┌────────

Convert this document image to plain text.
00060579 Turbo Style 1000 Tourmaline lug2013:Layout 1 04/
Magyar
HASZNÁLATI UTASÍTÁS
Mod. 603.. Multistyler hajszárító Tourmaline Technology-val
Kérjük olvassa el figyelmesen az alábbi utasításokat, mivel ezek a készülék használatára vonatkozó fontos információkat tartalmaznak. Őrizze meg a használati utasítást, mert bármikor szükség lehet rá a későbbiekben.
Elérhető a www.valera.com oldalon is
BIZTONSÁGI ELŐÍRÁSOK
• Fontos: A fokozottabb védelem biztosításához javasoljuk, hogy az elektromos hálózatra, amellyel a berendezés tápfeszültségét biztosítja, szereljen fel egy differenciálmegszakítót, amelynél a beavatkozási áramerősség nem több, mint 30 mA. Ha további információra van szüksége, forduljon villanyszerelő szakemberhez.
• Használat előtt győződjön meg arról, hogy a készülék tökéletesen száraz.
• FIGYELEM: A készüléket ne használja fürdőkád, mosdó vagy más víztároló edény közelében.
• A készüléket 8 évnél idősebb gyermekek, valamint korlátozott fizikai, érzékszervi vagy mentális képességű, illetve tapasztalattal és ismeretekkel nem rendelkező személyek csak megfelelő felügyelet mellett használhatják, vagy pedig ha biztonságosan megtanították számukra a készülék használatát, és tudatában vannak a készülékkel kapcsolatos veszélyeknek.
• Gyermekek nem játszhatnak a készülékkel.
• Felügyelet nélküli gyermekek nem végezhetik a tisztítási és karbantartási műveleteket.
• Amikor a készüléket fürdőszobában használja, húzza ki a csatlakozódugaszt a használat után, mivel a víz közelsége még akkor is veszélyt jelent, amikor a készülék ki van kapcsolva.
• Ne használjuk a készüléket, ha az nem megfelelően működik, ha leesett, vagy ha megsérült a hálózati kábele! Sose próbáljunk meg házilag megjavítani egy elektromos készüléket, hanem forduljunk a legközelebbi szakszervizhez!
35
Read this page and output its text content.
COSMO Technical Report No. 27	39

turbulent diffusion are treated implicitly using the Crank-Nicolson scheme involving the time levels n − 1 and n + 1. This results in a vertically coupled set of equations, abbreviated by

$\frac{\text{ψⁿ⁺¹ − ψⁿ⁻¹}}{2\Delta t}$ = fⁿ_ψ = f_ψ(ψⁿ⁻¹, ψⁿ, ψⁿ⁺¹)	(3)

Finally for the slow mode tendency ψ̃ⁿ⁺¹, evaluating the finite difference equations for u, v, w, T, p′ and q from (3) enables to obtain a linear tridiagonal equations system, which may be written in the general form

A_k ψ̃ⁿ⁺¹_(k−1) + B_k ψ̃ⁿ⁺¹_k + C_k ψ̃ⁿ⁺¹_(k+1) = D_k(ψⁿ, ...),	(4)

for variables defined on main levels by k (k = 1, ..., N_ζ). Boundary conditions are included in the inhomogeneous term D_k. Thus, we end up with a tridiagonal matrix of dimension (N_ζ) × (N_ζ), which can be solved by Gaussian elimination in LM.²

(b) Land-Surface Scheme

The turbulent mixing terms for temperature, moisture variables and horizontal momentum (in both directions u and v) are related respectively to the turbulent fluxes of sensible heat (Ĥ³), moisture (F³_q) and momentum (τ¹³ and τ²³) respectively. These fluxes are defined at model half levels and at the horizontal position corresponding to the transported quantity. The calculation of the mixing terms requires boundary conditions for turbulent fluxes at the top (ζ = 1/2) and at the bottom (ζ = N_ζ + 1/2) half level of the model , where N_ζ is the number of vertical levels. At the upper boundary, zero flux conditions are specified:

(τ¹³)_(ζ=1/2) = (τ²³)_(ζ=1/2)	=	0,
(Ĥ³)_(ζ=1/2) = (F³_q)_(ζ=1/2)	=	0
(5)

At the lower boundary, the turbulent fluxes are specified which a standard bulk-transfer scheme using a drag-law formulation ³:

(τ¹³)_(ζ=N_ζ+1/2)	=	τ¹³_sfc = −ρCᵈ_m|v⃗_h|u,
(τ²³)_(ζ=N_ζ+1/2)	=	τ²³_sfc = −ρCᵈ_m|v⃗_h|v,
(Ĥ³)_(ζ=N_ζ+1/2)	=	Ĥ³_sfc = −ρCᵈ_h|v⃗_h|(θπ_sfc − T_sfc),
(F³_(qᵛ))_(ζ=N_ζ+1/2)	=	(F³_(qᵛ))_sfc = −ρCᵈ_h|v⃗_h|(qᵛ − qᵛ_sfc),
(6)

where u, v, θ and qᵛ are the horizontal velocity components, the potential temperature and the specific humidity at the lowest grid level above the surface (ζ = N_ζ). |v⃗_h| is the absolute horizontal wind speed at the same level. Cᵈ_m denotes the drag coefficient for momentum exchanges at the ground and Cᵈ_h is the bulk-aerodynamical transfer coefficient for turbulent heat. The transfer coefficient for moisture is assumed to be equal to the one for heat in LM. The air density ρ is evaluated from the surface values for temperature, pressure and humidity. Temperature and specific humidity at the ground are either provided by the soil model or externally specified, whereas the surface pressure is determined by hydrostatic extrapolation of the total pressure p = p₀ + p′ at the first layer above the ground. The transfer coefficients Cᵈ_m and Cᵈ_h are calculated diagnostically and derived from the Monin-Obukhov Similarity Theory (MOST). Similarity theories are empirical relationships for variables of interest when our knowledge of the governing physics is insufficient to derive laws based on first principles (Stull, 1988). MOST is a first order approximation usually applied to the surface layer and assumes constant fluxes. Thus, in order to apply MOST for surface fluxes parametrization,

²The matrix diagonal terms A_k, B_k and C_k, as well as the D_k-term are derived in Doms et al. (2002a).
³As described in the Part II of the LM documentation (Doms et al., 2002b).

└────────

◆ **Given task**
In the material above, show every line where the word "tridiagonal" turns up.

◆ **Final answer**
Finally for the slow mode tendency ψ̃ⁿ⁺¹, evaluating the finite difference equations for u, v, w, T, p′ and q from (3) enables to obtain a linear tridiagonal equations system, which may be written in the general form
for variables defined on main levels by k (k = 1, ..., N_ζ). Boundary conditions are included in the inhomogeneous term D_k. Thus, we end up with a tridiagonal matrix of dimension (N_ζ) × (N_ζ), which can be solved by Gaussian elimination in LM.²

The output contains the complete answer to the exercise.